-- Begin ITEMS --

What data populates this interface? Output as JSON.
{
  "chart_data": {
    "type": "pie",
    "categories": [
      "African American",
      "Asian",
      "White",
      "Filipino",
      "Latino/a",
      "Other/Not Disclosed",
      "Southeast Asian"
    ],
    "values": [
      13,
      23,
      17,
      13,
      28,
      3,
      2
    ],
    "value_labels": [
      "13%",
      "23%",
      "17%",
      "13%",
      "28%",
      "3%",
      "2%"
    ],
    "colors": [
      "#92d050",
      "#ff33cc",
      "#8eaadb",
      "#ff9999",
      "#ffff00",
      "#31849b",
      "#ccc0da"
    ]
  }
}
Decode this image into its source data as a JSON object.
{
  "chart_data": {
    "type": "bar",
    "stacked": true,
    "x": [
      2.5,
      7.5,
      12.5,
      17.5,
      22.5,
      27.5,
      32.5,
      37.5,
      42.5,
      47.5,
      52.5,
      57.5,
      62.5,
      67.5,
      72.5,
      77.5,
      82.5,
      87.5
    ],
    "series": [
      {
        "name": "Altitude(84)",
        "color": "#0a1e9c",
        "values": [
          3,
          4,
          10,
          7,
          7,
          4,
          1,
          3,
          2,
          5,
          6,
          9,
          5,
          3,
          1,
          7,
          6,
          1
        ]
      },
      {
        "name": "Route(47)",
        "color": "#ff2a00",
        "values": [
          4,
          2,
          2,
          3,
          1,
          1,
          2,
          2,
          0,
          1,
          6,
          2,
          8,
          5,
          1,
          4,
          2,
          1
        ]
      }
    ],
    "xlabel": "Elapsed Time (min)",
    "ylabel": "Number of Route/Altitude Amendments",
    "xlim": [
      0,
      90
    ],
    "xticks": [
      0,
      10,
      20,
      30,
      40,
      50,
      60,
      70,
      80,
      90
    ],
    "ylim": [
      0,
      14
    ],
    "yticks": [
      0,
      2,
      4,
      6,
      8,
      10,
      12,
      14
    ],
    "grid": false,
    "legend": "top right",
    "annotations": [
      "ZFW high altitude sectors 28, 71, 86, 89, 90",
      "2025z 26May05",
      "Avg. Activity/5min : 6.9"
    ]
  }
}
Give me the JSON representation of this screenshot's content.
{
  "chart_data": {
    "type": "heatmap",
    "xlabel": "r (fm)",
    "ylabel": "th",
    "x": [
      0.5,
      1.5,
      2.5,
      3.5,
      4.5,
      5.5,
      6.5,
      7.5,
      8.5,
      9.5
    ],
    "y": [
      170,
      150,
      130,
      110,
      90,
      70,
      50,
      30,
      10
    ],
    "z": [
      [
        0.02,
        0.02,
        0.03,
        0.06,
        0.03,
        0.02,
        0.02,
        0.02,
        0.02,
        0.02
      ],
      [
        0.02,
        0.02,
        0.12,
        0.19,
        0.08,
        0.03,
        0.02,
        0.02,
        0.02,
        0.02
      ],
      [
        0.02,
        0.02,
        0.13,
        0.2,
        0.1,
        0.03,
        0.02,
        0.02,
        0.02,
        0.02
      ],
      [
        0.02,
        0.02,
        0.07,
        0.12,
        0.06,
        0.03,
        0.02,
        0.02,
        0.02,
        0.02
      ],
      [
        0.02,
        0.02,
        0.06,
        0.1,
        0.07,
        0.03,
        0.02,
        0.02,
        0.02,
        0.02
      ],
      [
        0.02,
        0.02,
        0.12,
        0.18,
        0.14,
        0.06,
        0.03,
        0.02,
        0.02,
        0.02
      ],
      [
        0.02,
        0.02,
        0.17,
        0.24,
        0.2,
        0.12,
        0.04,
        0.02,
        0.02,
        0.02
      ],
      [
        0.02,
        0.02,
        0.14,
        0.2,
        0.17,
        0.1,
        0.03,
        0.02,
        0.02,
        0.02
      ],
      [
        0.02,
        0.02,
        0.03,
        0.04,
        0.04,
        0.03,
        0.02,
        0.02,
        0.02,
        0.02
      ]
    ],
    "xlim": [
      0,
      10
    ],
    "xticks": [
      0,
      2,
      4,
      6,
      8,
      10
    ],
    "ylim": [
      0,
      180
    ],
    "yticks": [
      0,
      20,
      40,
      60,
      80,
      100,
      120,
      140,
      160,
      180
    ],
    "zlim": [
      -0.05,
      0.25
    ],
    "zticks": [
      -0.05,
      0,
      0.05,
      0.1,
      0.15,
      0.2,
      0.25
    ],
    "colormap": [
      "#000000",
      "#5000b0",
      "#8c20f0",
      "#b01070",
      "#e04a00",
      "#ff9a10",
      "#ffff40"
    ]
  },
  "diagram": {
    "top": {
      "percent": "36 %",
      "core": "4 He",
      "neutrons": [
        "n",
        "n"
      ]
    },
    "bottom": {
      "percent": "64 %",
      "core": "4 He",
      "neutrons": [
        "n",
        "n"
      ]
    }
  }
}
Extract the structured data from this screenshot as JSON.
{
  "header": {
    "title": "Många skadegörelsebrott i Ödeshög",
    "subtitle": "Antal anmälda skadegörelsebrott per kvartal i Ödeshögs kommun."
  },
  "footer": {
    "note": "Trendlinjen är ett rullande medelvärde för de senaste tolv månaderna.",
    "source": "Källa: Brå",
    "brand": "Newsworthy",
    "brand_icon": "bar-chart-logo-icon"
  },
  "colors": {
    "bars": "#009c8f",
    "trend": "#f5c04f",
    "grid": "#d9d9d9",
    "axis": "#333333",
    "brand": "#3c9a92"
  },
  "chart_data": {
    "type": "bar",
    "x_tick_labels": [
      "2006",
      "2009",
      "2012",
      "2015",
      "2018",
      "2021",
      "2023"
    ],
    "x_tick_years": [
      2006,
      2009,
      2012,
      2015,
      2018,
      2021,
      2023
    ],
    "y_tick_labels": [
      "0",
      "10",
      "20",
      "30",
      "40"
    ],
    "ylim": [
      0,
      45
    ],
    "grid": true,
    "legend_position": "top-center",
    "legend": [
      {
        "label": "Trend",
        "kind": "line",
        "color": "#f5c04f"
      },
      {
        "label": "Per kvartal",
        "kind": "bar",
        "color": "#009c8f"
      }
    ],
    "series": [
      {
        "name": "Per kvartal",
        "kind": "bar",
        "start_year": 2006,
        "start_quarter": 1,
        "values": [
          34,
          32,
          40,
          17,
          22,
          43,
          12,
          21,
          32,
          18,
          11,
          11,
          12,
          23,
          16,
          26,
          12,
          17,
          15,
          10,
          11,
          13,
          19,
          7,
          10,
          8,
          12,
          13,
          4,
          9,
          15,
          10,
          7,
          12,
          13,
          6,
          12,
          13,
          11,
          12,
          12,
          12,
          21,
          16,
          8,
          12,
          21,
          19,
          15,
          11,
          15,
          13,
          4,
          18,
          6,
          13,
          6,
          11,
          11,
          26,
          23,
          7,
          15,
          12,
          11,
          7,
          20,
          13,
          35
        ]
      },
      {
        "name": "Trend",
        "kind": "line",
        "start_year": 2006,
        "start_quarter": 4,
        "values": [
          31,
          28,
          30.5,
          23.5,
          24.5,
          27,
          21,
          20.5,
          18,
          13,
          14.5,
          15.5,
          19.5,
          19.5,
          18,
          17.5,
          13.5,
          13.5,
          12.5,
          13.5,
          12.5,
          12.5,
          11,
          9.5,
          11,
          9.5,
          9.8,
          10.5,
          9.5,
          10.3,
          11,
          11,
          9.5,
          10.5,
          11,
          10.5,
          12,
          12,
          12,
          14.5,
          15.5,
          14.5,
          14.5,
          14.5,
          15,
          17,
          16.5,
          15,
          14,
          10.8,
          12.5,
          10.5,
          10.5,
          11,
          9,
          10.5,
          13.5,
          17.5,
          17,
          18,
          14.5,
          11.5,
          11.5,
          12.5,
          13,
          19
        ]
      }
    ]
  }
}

-- End ITEMS --

### EXERCISE AIM
Copy every record exactly, with nothing added or dropped.

### TASK ANSWER
What data populates this interface? Output as JSON.
{
  "chart_data": {
    "type": "pie",
    "categories": [
      "African American",
      "Asian",
      "White",
      "Filipino",
      "Latino/a",
      "Other/Not Disclosed",
      "Southeast Asian"
    ],
    "values": [
      13,
      23,
      17,
      13,
      28,
      3,
      2
    ],
    "value_labels": [
      "13%",
      "23%",
      "17%",
      "13%",
      "28%",
      "3%",
      "2%"
    ],
    "colors": [
      "#92d050",
      "#ff33cc",
      "#8eaadb",
      "#ff9999",
      "#ffff00",
      "#31849b",
      "#ccc0da"
    ]
  }
}
Decode this image into its source data as a JSON object.
{
  "chart_data": {
    "type": "bar",
    "stacked": true,
    "x": [
      2.5,
      7.5,
      12.5,
      17.5,
      22.5,
      27.5,
      32.5,
      37.5,
      42.5,
      47.5,
      52.5,
      57.5,
      62.5,
      67.5,
      72.5,
      77.5,
      82.5,
      87.5
    ],
    "series": [
      {
        "name": "Altitude(84)",
        "color": "#0a1e9c",
        "values": [
          3,
          4,
          10,
          7,
          7,
          4,
          1,
          3,
          2,
          5,
          6,
          9,
          5,
          3,
          1,
          7,
          6,
          1
        ]
      },
      {
        "name": "Route(47)",
        "color": "#ff2a00",
        "values": [
          4,
          2,
          2,
          3,
          1,
          1,
          2,
          2,
          0,
          1,
          6,
          2,
          8,
          5,
          1,
          4,
          2,
          1
        ]
      }
    ],
    "xlabel": "Elapsed Time (min)",
    "ylabel": "Number of Route/Altitude Amendments",
    "xlim": [
      0,
      90
    ],
    "xticks": [
      0,
      10,
      20,
      30,
      40,
      50,
      60,
      70,
      80,
      90
    ],
    "ylim": [
      0,
      14
    ],
    "yticks": [
      0,
      2,
      4,
      6,
      8,
      10,
      12,
      14
    ],
    "grid": false,
    "legend": "top right",
    "annotations": [
      "ZFW high altitude sectors 28, 71, 86, 89, 90",
      "2025z 26May05",
      "Avg. Activity/5min : 6.9"
    ]
  }
}
Give me the JSON representation of this screenshot's content.
{
  "chart_data": {
    "type": "heatmap",
    "xlabel": "r (fm)",
    "ylabel": "th",
    "x": [
      0.5,
      1.5,
      2.5,
      3.5,
      4.5,
      5.5,
      6.5,
      7.5,
      8.5,
      9.5
    ],
    "y": [
      170,
      150,
      130,
      110,
      90,
      70,
      50,
      30,
      10
    ],
    "z": [
      [
        0.02,
        0.02,
        0.03,
        0.06,
        0.03,
        0.02,
        0.02,
        0.02,
        0.02,
        0.02
      ],
      [
        0.02,
        0.02,
        0.12,
        0.19,
        0.08,
        0.03,
        0.02,
        0.02,
        0.02,
        0.02
      ],
      [
        0.02,
        0.02,
        0.13,
        0.2,
        0.1,
        0.03,
        0.02,
        0.02,
        0.02,
        0.02
      ],
      [
        0.02,
        0.02,
        0.07,
        0.12,
        0.06,
        0.03,
        0.02,
        0.02,
        0.02,
        0.02
      ],
      [
        0.02,
        0.02,
        0.06,
        0.1,
        0.07,
        0.03,
        0.02,
        0.02,
        0.02,
        0.02
      ],
      [
        0.02,
        0.02,
        0.12,
        0.18,
        0.14,
        0.06,
        0.03,
        0.02,
        0.02,
        0.02
      ],
      [
        0.02,
        0.02,
        0.17,
        0.24,
        0.2,
        0.12,
        0.04,
        0.02,
        0.02,
        0.02
      ],
      [
        0.02,
        0.02,
        0.14,
        0.2,
        0.17,
        0.1,
        0.03,
        0.02,
        0.02,
        0.02
      ],
      [
        0.02,
        0.02,
        0.03,
        0.04,
        0.04,
        0.03,
        0.02,
        0.02,
        0.02,
        0.02
      ]
    ],
    "xlim": [
      0,
      10
    ],
    "xticks": [
      0,
      2,
      4,
      6,
      8,
      10
    ],
    "ylim": [
      0,
      180
    ],
    "yticks": [
      0,
      20,
      40,
      60,
      80,
      100,
      120,
      140,
      160,
      180
    ],
    "zlim": [
      -0.05,
      0.25
    ],
    "zticks": [
      -0.05,
      0,
      0.05,
      0.1,
      0.15,
      0.2,
      0.25
    ],
    "colormap": [
      "#000000",
      "#5000b0",
      "#8c20f0",
      "#b01070",
      "#e04a00",
      "#ff9a10",
      "#ffff40"
    ]
  },
  "diagram": {
    "top": {
      "percent": "36 %",
      "core": "4 He",
      "neutrons": [
        "n",
        "n"
      ]
    },
    "bottom": {
      "percent": "64 %",
      "core": "4 He",
      "neutrons": [
        "n",
        "n"
      ]
    }
  }
}
Extract the structured data from this screenshot as JSON.
{
  "header": {
    "title": "Många skadegörelsebrott i Ödeshög",
    "subtitle": "Antal anmälda skadegörelsebrott per kvartal i Ödeshögs kommun."
  },
  "footer": {
    "note": "Trendlinjen är ett rullande medelvärde för de senaste tolv månaderna.",
    "source": "Källa: Brå",
    "brand": "Newsworthy",
    "brand_icon": "bar-chart-logo-icon"
  },
  "colors": {
    "bars": "#009c8f",
    "trend": "#f5c04f",
    "grid": "#d9d9d9",
    "axis": "#333333",
    "brand": "#3c9a92"
  },
  "chart_data": {
    "type": "bar",
    "x_tick_labels": [
      "2006",
      "2009",
      "2012",
      "2015",
      "2018",
      "2021",
      "2023"
    ],
    "x_tick_years": [
      2006,
      2009,
      2012,
      2015,
      2018,
      2021,
      2023
    ],
    "y_tick_labels": [
      "0",
      "10",
      "20",
      "30",
      "40"
    ],
    "ylim": [
      0,
      45
    ],
    "grid": true,
    "legend_position": "top-center",
    "legend": [
      {
        "label": "Trend",
        "kind": "line",
        "color": "#f5c04f"
      },
      {
        "label": "Per kvartal",
        "kind": "bar",
        "color": "#009c8f"
      }
    ],
    "series": [
      {
        "name": "Per kvartal",
        "kind": "bar",
        "start_year": 2006,
        "start_quarter": 1,
        "values": [
          34,
          32,
          40,
          17,
          22,
          43,
          12,
          21,
          32,
          18,
          11,
          11,
          12,
          23,
          16,
          26,
          12,
          17,
          15,
          10,
          11,
          13,
          19,
          7,
          10,
          8,
          12,
          13,
          4,
          9,
          15,
          10,
          7,
          12,
          13,
          6,
          12,
          13,
          11,
          12,
          12,
          12,
          21,
          16,
          8,
          12,
          21,
          19,
          15,
          11,
          15,
          13,
          4,
          18,
          6,
          13,
          6,
          11,
          11,
          26,
          23,
          7,
          15,
          12,
          11,
          7,
          20,
          13,
          35
        ]
      },
      {
        "name": "Trend",
        "kind": "line",
        "start_year": 2006,
        "start_quarter": 4,
        "values": [
          31,
          28,
          30.5,
          23.5,
          24.5,
          27,
          21,
          20.5,
          18,
          13,
          14.5,
          15.5,
          19.5,
          19.5,
          18,
          17.5,
          13.5,
          13.5,
          12.5,
          13.5,
          12.5,
          12.5,
          11,
          9.5,
          11,
          9.5,
          9.8,
          10.5,
          9.5,
          10.3,
          11,
          11,
          9.5,
          10.5,
          11,
          10.5,
          12,
          12,
          12,
          14.5,
          15.5,
          14.5,
          14.5,
          14.5,
          15,
          17,
          16.5,
          15,
          14,
          10.8,
          12.5,
          10.5,
          10.5,
          11,
          9,
          10.5,
          13.5,
          17.5,
          17,
          18,
          14.5,
          11.5,
          11.5,
          12.5,
          13,
          19
        ]
      }
    ]
  }
}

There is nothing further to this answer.